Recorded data
• • • • •

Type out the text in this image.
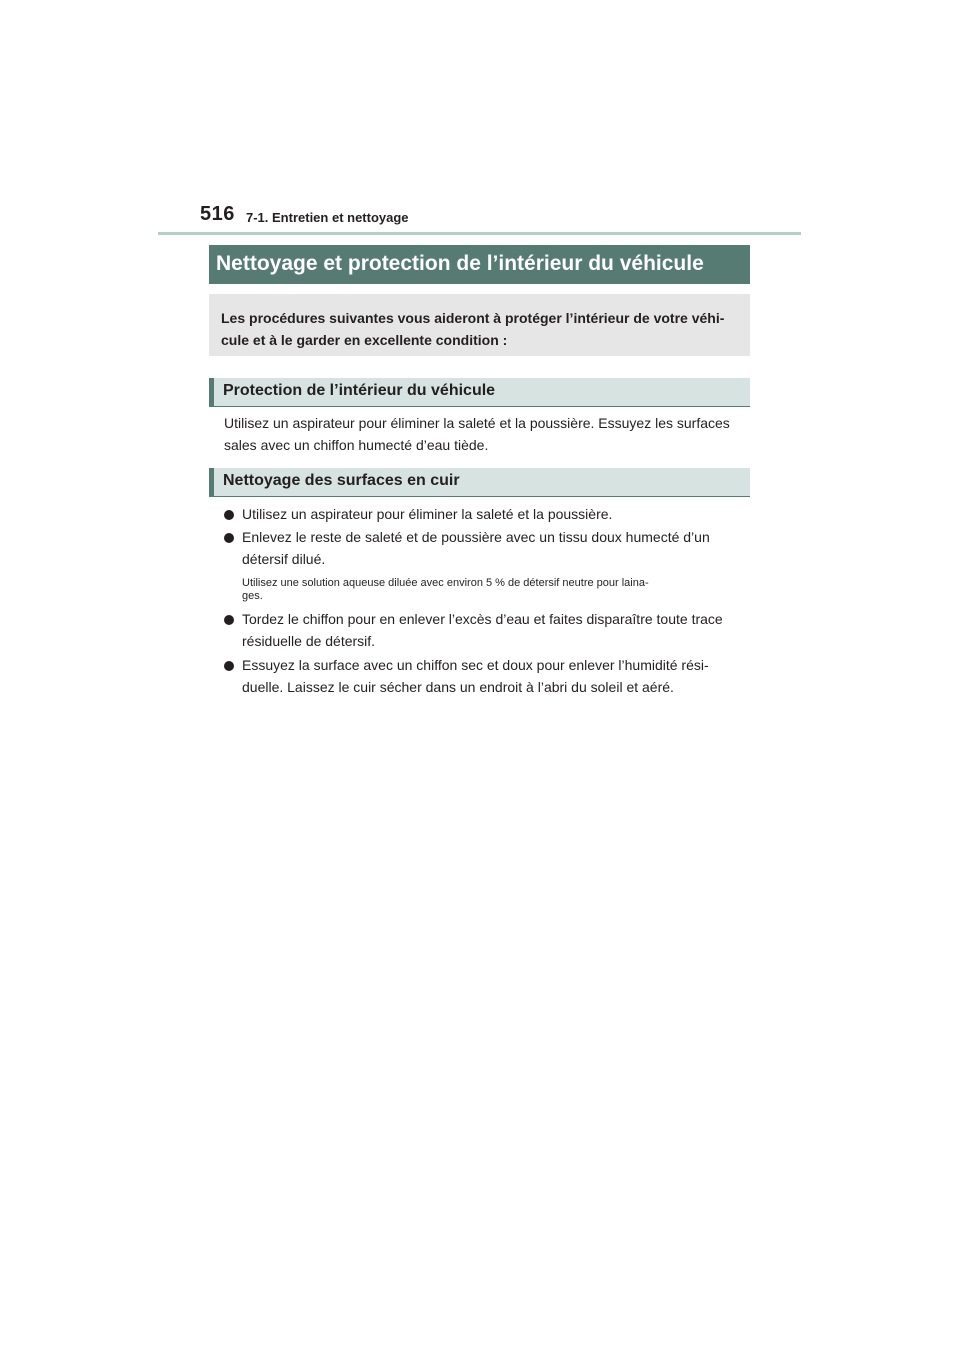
516 7-1. Entretien et nettoyage
Nettoyage et protection de l’intérieur du véhicule
Les procédures suivantes vous aideront à protéger l’intérieur de votre véhi-
cule et à le garder en excellente condition :
Protection de l’intérieur du véhicule
Utilisez un aspirateur pour éliminer la saleté et la poussière. Essuyez les surfaces
sales avec un chiffon humecté d’eau tiède.
Nettoyage des surfaces en cuir
Utilisez un aspirateur pour éliminer la saleté et la poussière.
Enlevez le reste de saleté et de poussière avec un tissu doux humecté d’un
détersif dilué.
Utilisez une solution aqueuse diluée avec environ 5 % de détersif neutre pour laina-
ges.
Tordez le chiffon pour en enlever l’excès d’eau et faites disparaître toute trace
résiduelle de détersif.
Essuyez la surface avec un chiffon sec et doux pour enlever l’humidité rési-
duelle. Laissez le cuir sécher dans un endroit à l’abri du soleil et aéré.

• • • • •

*Task brief*
Repeat all the data as it stands, dropping any images it holds.

*Exercise result*
Type out the text in this image.
516 7-1. Entretien et nettoyage
Nettoyage et protection de l’intérieur du véhicule
Les procédures suivantes vous aideront à protéger l’intérieur de votre véhi-
cule et à le garder en excellente condition :
Protection de l’intérieur du véhicule
Utilisez un aspirateur pour éliminer la saleté et la poussière. Essuyez les surfaces
sales avec un chiffon humecté d’eau tiède.
Nettoyage des surfaces en cuir
Utilisez un aspirateur pour éliminer la saleté et la poussière.
Enlevez le reste de saleté et de poussière avec un tissu doux humecté d’un
détersif dilué.
Utilisez une solution aqueuse diluée avec environ 5 % de détersif neutre pour laina-
ges.
Tordez le chiffon pour en enlever l’excès d’eau et faites disparaître toute trace
résiduelle de détersif.
Essuyez la surface avec un chiffon sec et doux pour enlever l’humidité rési-
duelle. Laissez le cuir sécher dans un endroit à l’abri du soleil et aéré.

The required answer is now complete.